## Your objective
Would you transcribe the entries below word for word, omitting all images?

Collected data:
- - - - -
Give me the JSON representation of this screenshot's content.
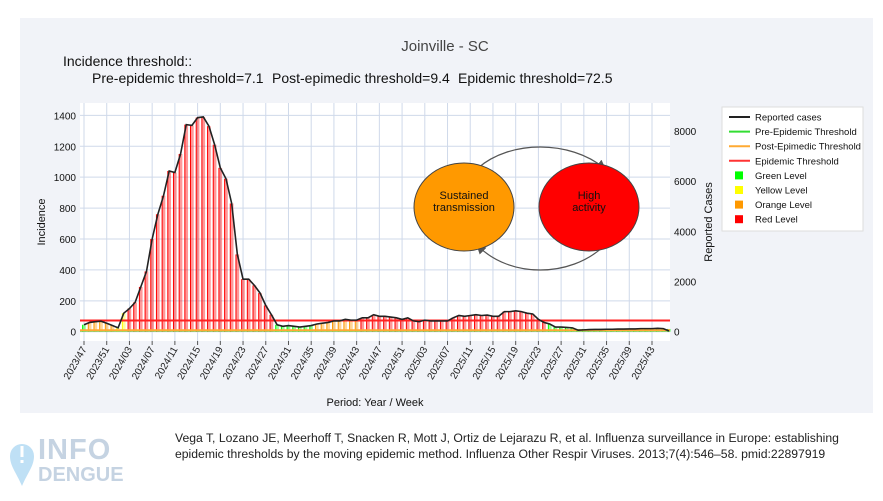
{
  "header": {
    "title": "Joinville - SC",
    "threshold_heading": "Incidence threshold::",
    "pre_label": "Pre-epidemic threshold=7.1",
    "post_label": "Post-epimedic threshold=9.4",
    "epi_label": "Epidemic threshold=72.5"
  },
  "diagram": {
    "left": "Sustained transmission",
    "right": "High activity",
    "left_color": "#ff9900",
    "right_color": "#ff0000"
  },
  "legend": [
    {
      "label": "Reported cases",
      "kind": "line",
      "color": "#222222"
    },
    {
      "label": "Pre-Epidemic Threshold",
      "kind": "line",
      "color": "#33dd33"
    },
    {
      "label": "Post-Epimedic Threshold",
      "kind": "line",
      "color": "#ffaa33"
    },
    {
      "label": "Epidemic Threshold",
      "kind": "line",
      "color": "#ff3333"
    },
    {
      "label": "Green Level",
      "kind": "square",
      "color": "#00ff00"
    },
    {
      "label": "Yellow Level",
      "kind": "square",
      "color": "#ffff00"
    },
    {
      "label": "Orange Level",
      "kind": "square",
      "color": "#ff9900"
    },
    {
      "label": "Red Level",
      "kind": "square",
      "color": "#ff0000"
    }
  ],
  "chart_data": {
    "type": "line",
    "xlabel": "Period: Year / Week",
    "ylabel": "Incidence",
    "y2label": "Reported Cases",
    "ylim": [
      -60,
      1480
    ],
    "y2lim": [
      -370,
      9120
    ],
    "yticks": [
      0,
      200,
      400,
      600,
      800,
      1000,
      1200,
      1400
    ],
    "y2ticks": [
      0,
      2000,
      4000,
      6000,
      8000
    ],
    "grid": true,
    "legend_position": "right",
    "thresholds": {
      "pre_epidemic": 7.1,
      "post_epidemic": 9.4,
      "epidemic": 72.5
    },
    "xtick_labels": [
      "2023/47",
      "2023/51",
      "2024/03",
      "2024/07",
      "2024/11",
      "2024/15",
      "2024/19",
      "2024/23",
      "2024/27",
      "2024/31",
      "2024/35",
      "2024/39",
      "2024/43",
      "2024/47",
      "2024/51",
      "2025/03",
      "2025/07",
      "2025/11",
      "2025/15",
      "2025/19",
      "2025/23",
      "2025/27",
      "2025/31",
      "2025/35",
      "2025/39",
      "2025/43"
    ],
    "x": [
      "2023/47",
      "2023/48",
      "2023/49",
      "2023/50",
      "2023/51",
      "2023/52",
      "2024/01",
      "2024/02",
      "2024/03",
      "2024/04",
      "2024/05",
      "2024/06",
      "2024/07",
      "2024/08",
      "2024/09",
      "2024/10",
      "2024/11",
      "2024/12",
      "2024/13",
      "2024/14",
      "2024/15",
      "2024/16",
      "2024/17",
      "2024/18",
      "2024/19",
      "2024/20",
      "2024/21",
      "2024/22",
      "2024/23",
      "2024/24",
      "2024/25",
      "2024/26",
      "2024/27",
      "2024/28",
      "2024/29",
      "2024/30",
      "2024/31",
      "2024/32",
      "2024/33",
      "2024/34",
      "2024/35",
      "2024/36",
      "2024/37",
      "2024/38",
      "2024/39",
      "2024/40",
      "2024/41",
      "2024/42",
      "2024/43",
      "2024/44",
      "2024/45",
      "2024/46",
      "2024/47",
      "2024/48",
      "2024/49",
      "2024/50",
      "2024/51",
      "2024/52",
      "2025/01",
      "2025/02",
      "2025/03",
      "2025/04",
      "2025/05",
      "2025/06",
      "2025/07",
      "2025/08",
      "2025/09",
      "2025/10",
      "2025/11",
      "2025/12",
      "2025/13",
      "2025/14",
      "2025/15",
      "2025/16",
      "2025/17",
      "2025/18",
      "2025/19",
      "2025/20",
      "2025/21",
      "2025/22",
      "2025/23",
      "2025/24",
      "2025/25",
      "2025/26",
      "2025/27",
      "2025/28",
      "2025/29",
      "2025/30",
      "2025/31",
      "2025/32",
      "2025/33",
      "2025/34",
      "2025/35",
      "2025/36",
      "2025/37",
      "2025/38",
      "2025/39",
      "2025/40",
      "2025/41",
      "2025/42",
      "2025/43",
      "2025/44",
      "2025/45",
      "2025/46"
    ],
    "incidence": [
      45,
      60,
      65,
      68,
      55,
      40,
      25,
      120,
      150,
      190,
      290,
      390,
      600,
      760,
      880,
      1040,
      1030,
      1150,
      1340,
      1335,
      1385,
      1390,
      1330,
      1210,
      1060,
      990,
      830,
      500,
      340,
      340,
      300,
      250,
      170,
      110,
      45,
      35,
      40,
      35,
      30,
      35,
      40,
      50,
      55,
      60,
      70,
      70,
      80,
      75,
      75,
      90,
      90,
      110,
      100,
      100,
      95,
      90,
      80,
      90,
      70,
      65,
      75,
      70,
      70,
      70,
      70,
      90,
      105,
      100,
      105,
      110,
      105,
      108,
      100,
      100,
      130,
      130,
      135,
      130,
      120,
      115,
      80,
      60,
      50,
      30,
      30,
      28,
      25,
      10,
      12,
      14,
      15,
      15,
      16,
      16,
      17,
      17,
      18,
      18,
      20,
      20,
      20,
      22,
      20,
      5
    ],
    "levels": [
      "green",
      "orange",
      "orange",
      "orange",
      "orange",
      "orange",
      "yellow",
      "yellow",
      "red",
      "red",
      "red",
      "red",
      "red",
      "red",
      "red",
      "red",
      "red",
      "red",
      "red",
      "red",
      "red",
      "red",
      "red",
      "red",
      "red",
      "red",
      "red",
      "red",
      "red",
      "red",
      "red",
      "red",
      "red",
      "red",
      "green",
      "green",
      "green",
      "green",
      "green",
      "green",
      "green",
      "orange",
      "orange",
      "orange",
      "orange",
      "orange",
      "orange",
      "orange",
      "orange",
      "red",
      "red",
      "red",
      "red",
      "red",
      "red",
      "red",
      "red",
      "red",
      "red",
      "red",
      "red",
      "red",
      "red",
      "red",
      "red",
      "red",
      "red",
      "red",
      "red",
      "red",
      "red",
      "red",
      "red",
      "red",
      "red",
      "red",
      "red",
      "red",
      "red",
      "red",
      "red",
      "red",
      "green",
      "green",
      "green",
      "green",
      "green",
      "green",
      "green",
      "green",
      "green",
      "green",
      "green",
      "green",
      "green",
      "green",
      "green",
      "green",
      "green",
      "green",
      "green",
      "green",
      "green",
      "green"
    ]
  },
  "citation": "Vega T, Lozano JE, Meerhoff T, Snacken R, Mott J, Ortiz de Lejarazu R, et al. Influenza surveillance in Europe: establishing epidemic thresholds by the moving epidemic method. Influenza Other Respir Viruses. 2013;7(4):546–58. pmid:22897919",
  "logo": {
    "top": "INFO",
    "bottom": "DENGUE"
  }
}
- - - - -
## Answer
Give me the JSON representation of this screenshot's content.
{
  "header": {
    "title": "Joinville - SC",
    "threshold_heading": "Incidence threshold::",
    "pre_label": "Pre-epidemic threshold=7.1",
    "post_label": "Post-epimedic threshold=9.4",
    "epi_label": "Epidemic threshold=72.5"
  },
  "diagram": {
    "left": "Sustained transmission",
    "right": "High activity",
    "left_color": "#ff9900",
    "right_color": "#ff0000"
  },
  "legend": [
    {
      "label": "Reported cases",
      "kind": "line",
      "color": "#222222"
    },
    {
      "label": "Pre-Epidemic Threshold",
      "kind": "line",
      "color": "#33dd33"
    },
    {
      "label": "Post-Epimedic Threshold",
      "kind": "line",
      "color": "#ffaa33"
    },
    {
      "label": "Epidemic Threshold",
      "kind": "line",
      "color": "#ff3333"
    },
    {
      "label": "Green Level",
      "kind": "square",
      "color": "#00ff00"
    },
    {
      "label": "Yellow Level",
      "kind": "square",
      "color": "#ffff00"
    },
    {
      "label": "Orange Level",
      "kind": "square",
      "color": "#ff9900"
    },
    {
      "label": "Red Level",
      "kind": "square",
      "color": "#ff0000"
    }
  ],
  "chart_data": {
    "type": "line",
    "xlabel": "Period: Year / Week",
    "ylabel": "Incidence",
    "y2label": "Reported Cases",
    "ylim": [
      -60,
      1480
    ],
    "y2lim": [
      -370,
      9120
    ],
    "yticks": [
      0,
      200,
      400,
      600,
      800,
      1000,
      1200,
      1400
    ],
    "y2ticks": [
      0,
      2000,
      4000,
      6000,
      8000
    ],
    "grid": true,
    "legend_position": "right",
    "thresholds": {
      "pre_epidemic": 7.1,
      "post_epidemic": 9.4,
      "epidemic": 72.5
    },
    "xtick_labels": [
      "2023/47",
      "2023/51",
      "2024/03",
      "2024/07",
      "2024/11",
      "2024/15",
      "2024/19",
      "2024/23",
      "2024/27",
      "2024/31",
      "2024/35",
      "2024/39",
      "2024/43",
      "2024/47",
      "2024/51",
      "2025/03",
      "2025/07",
      "2025/11",
      "2025/15",
      "2025/19",
      "2025/23",
      "2025/27",
      "2025/31",
      "2025/35",
      "2025/39",
      "2025/43"
    ],
    "x": [
      "2023/47",
      "2023/48",
      "2023/49",
      "2023/50",
      "2023/51",
      "2023/52",
      "2024/01",
      "2024/02",
      "2024/03",
      "2024/04",
      "2024/05",
      "2024/06",
      "2024/07",
      "2024/08",
      "2024/09",
      "2024/10",
      "2024/11",
      "2024/12",
      "2024/13",
      "2024/14",
      "2024/15",
      "2024/16",
      "2024/17",
      "2024/18",
      "2024/19",
      "2024/20",
      "2024/21",
      "2024/22",
      "2024/23",
      "2024/24",
      "2024/25",
      "2024/26",
      "2024/27",
      "2024/28",
      "2024/29",
      "2024/30",
      "2024/31",
      "2024/32",
      "2024/33",
      "2024/34",
      "2024/35",
      "2024/36",
      "2024/37",
      "2024/38",
      "2024/39",
      "2024/40",
      "2024/41",
      "2024/42",
      "2024/43",
      "2024/44",
      "2024/45",
      "2024/46",
      "2024/47",
      "2024/48",
      "2024/49",
      "2024/50",
      "2024/51",
      "2024/52",
      "2025/01",
      "2025/02",
      "2025/03",
      "2025/04",
      "2025/05",
      "2025/06",
      "2025/07",
      "2025/08",
      "2025/09",
      "2025/10",
      "2025/11",
      "2025/12",
      "2025/13",
      "2025/14",
      "2025/15",
      "2025/16",
      "2025/17",
      "2025/18",
      "2025/19",
      "2025/20",
      "2025/21",
      "2025/22",
      "2025/23",
      "2025/24",
      "2025/25",
      "2025/26",
      "2025/27",
      "2025/28",
      "2025/29",
      "2025/30",
      "2025/31",
      "2025/32",
      "2025/33",
      "2025/34",
      "2025/35",
      "2025/36",
      "2025/37",
      "2025/38",
      "2025/39",
      "2025/40",
      "2025/41",
      "2025/42",
      "2025/43",
      "2025/44",
      "2025/45",
      "2025/46"
    ],
    "incidence": [
      45,
      60,
      65,
      68,
      55,
      40,
      25,
      120,
      150,
      190,
      290,
      390,
      600,
      760,
      880,
      1040,
      1030,
      1150,
      1340,
      1335,
      1385,
      1390,
      1330,
      1210,
      1060,
      990,
      830,
      500,
      340,
      340,
      300,
      250,
      170,
      110,
      45,
      35,
      40,
      35,
      30,
      35,
      40,
      50,
      55,
      60,
      70,
      70,
      80,
      75,
      75,
      90,
      90,
      110,
      100,
      100,
      95,
      90,
      80,
      90,
      70,
      65,
      75,
      70,
      70,
      70,
      70,
      90,
      105,
      100,
      105,
      110,
      105,
      108,
      100,
      100,
      130,
      130,
      135,
      130,
      120,
      115,
      80,
      60,
      50,
      30,
      30,
      28,
      25,
      10,
      12,
      14,
      15,
      15,
      16,
      16,
      17,
      17,
      18,
      18,
      20,
      20,
      20,
      22,
      20,
      5
    ],
    "levels": [
      "green",
      "orange",
      "orange",
      "orange",
      "orange",
      "orange",
      "yellow",
      "yellow",
      "red",
      "red",
      "red",
      "red",
      "red",
      "red",
      "red",
      "red",
      "red",
      "red",
      "red",
      "red",
      "red",
      "red",
      "red",
      "red",
      "red",
      "red",
      "red",
      "red",
      "red",
      "red",
      "red",
      "red",
      "red",
      "red",
      "green",
      "green",
      "green",
      "green",
      "green",
      "green",
      "green",
      "orange",
      "orange",
      "orange",
      "orange",
      "orange",
      "orange",
      "orange",
      "orange",
      "red",
      "red",
      "red",
      "red",
      "red",
      "red",
      "red",
      "red",
      "red",
      "red",
      "red",
      "red",
      "red",
      "red",
      "red",
      "red",
      "red",
      "red",
      "red",
      "red",
      "red",
      "red",
      "red",
      "red",
      "red",
      "red",
      "red",
      "red",
      "red",
      "red",
      "red",
      "red",
      "red",
      "green",
      "green",
      "green",
      "green",
      "green",
      "green",
      "green",
      "green",
      "green",
      "green",
      "green",
      "green",
      "green",
      "green",
      "green",
      "green",
      "green",
      "green",
      "green",
      "green",
      "green",
      "green"
    ]
  },
  "citation": "Vega T, Lozano JE, Meerhoff T, Snacken R, Mott J, Ortiz de Lejarazu R, et al. Influenza surveillance in Europe: establishing epidemic thresholds by the moving epidemic method. Influenza Other Respir Viruses. 2013;7(4):546–58. pmid:22897919",
  "logo": {
    "top": "INFO",
    "bottom": "DENGUE"
  }
}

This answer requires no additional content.